* Begin Task input *

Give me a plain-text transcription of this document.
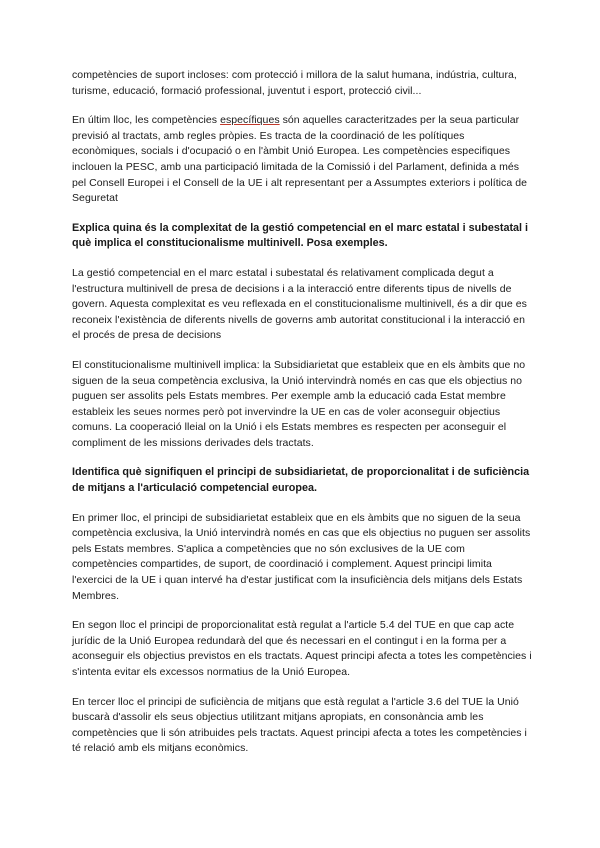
competències de suport incloses: com protecció i millora de la salut humana, indústria, cultura, turisme, educació, formació professional, juventut i esport, protecció civil...

En últim lloc, les competències específiques són aquelles caracteritzades per la seua particular previsió al tractats, amb regles pròpies. Es tracta de la coordinació de les polítiques econòmiques, socials i d'ocupació o en l'àmbit Unió Europea. Les competències especifiques inclouen la PESC, amb una participació limitada de la Comissió i del Parlament, definida a més pel Consell Europei i el Consell de la UE i alt representant per a Assumptes exteriors i política de Seguretat

Explica quina és la complexitat de la gestió competencial en el marc estatal i subestatal i què implica el constitucionalisme multinivell. Posa exemples.

La gestió competencial en el marc estatal i subestatal és relativament complicada degut a l'estructura multinivell de presa de decisions i a la interacció entre diferents tipus de nivells de govern. Aquesta complexitat es veu reflexada en el constitucionalisme multinivell, és a dir que es reconeix l'existència de diferents nivells de governs amb autoritat constitucional i la interacció en el procés de presa de decisions

El constitucionalisme multinivell implica: la Subsidiarietat que estableix que en els àmbits que no siguen de la seua competència exclusiva, la Unió intervindrà només en cas que els objectius no puguen ser assolits pels Estats membres. Per exemple amb la educació cada Estat membre estableix les seues normes però pot invervindre la UE en cas de voler aconseguir objectius comuns. La cooperació lleial on la Unió i els Estats membres es respecten per aconseguir el compliment de les missions derivades dels tractats.

Identifica què signifiquen el principi de subsidiarietat, de proporcionalitat i de suficiència de mitjans a l'articulació competencial europea.

En primer lloc, el principi de subsidiarietat estableix que en els àmbits que no siguen de la seua competència exclusiva, la Unió intervindrà només en cas que els objectius no puguen ser assolits pels Estats membres. S'aplica a competències que no són exclusives de la UE com competències compartides, de suport, de coordinació i complement. Aquest principi limita l'exercici de la UE i quan intervé ha d'estar justificat com la insuficiència dels mitjans dels Estats Membres.

En segon lloc el principi de proporcionalitat està regulat a l'article 5.4 del TUE en que cap acte jurídic de la Unió Europea redundarà del que és necessari en el contingut i en la forma per a aconseguir els objectius previstos en els tractats. Aquest principi afecta a totes les competències i s'intenta evitar els excessos normatius de la Unió Europea.

En tercer lloc el principi de suficiència de mitjans que està regulat a l'article 3.6 del TUE la Unió buscarà d'assolir els seus objectius utilitzant mitjans apropiats, en consonància amb les competències que li són atribuides pels tractats. Aquest principi afecta a totes les competències i té relació amb els mitjans econòmics.
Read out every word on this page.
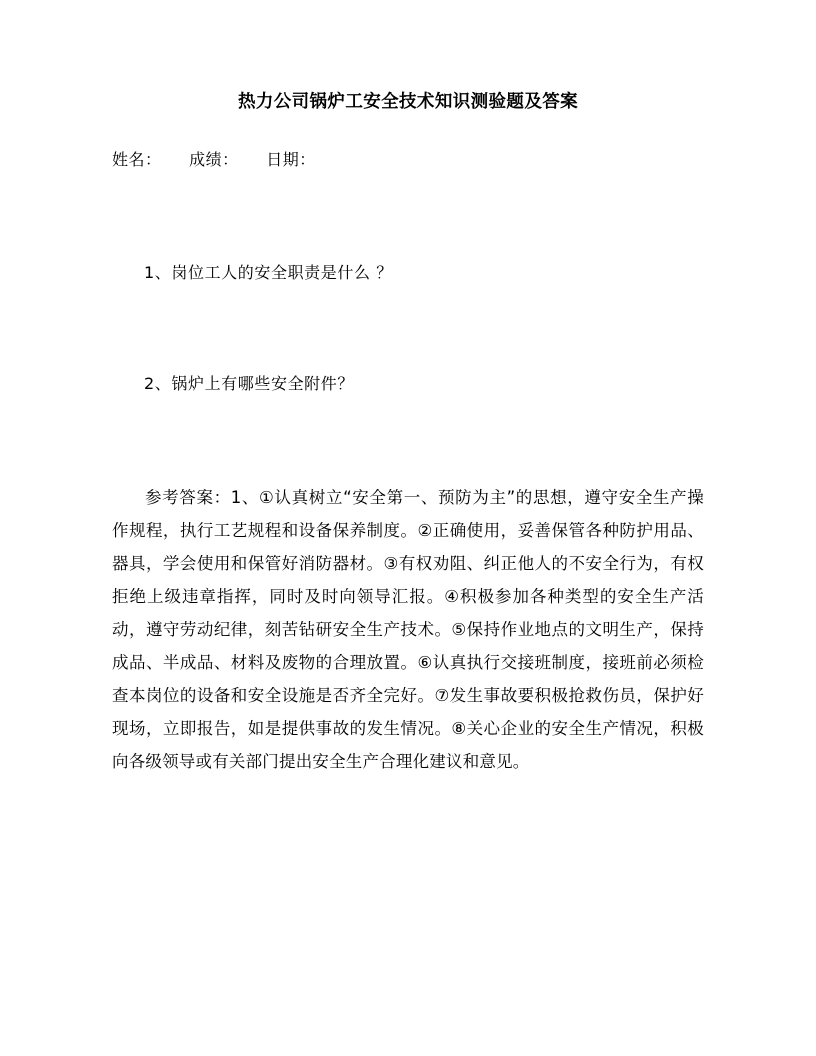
热力公司锅炉工安全技术知识测验题及答案
姓名： 成绩： 日期：

1、岗位工人的安全职责是什么 ？

2、锅炉上有哪些安全附件？

参考答案：1、①认真树立“安全第一、预防为主”的思想，遵守安全生产操作规程，执行工艺规程和设备保养制度。②正确使用，妥善保管各种防护用品、器具，学会使用和保管好消防器材。③有权劝阻、纠正他人的不安全行为，有权拒绝上级违章指挥，同时及时向领导汇报。④积极参加各种类型的安全生产活动，遵守劳动纪律，刻苦钻研安全生产技术。⑤保持作业地点的文明生产，保持成品、半成品、材料及废物的合理放置。⑥认真执行交接班制度，接班前必须检查本岗位的设备和安全设施是否齐全完好。⑦发生事故要积极抢救伤员，保护好现场，立即报告，如是提供事故的发生情况。⑧关心企业的安全生产情况，积极向各级领导或有关部门提出安全生产合理化建议和意见。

* End Task input *

▸ **Problem**
Return a copy of every line that includes the word "this".

▸ **Finished task**
Give me a plain-text transcription of this document.
Read out every word on this page.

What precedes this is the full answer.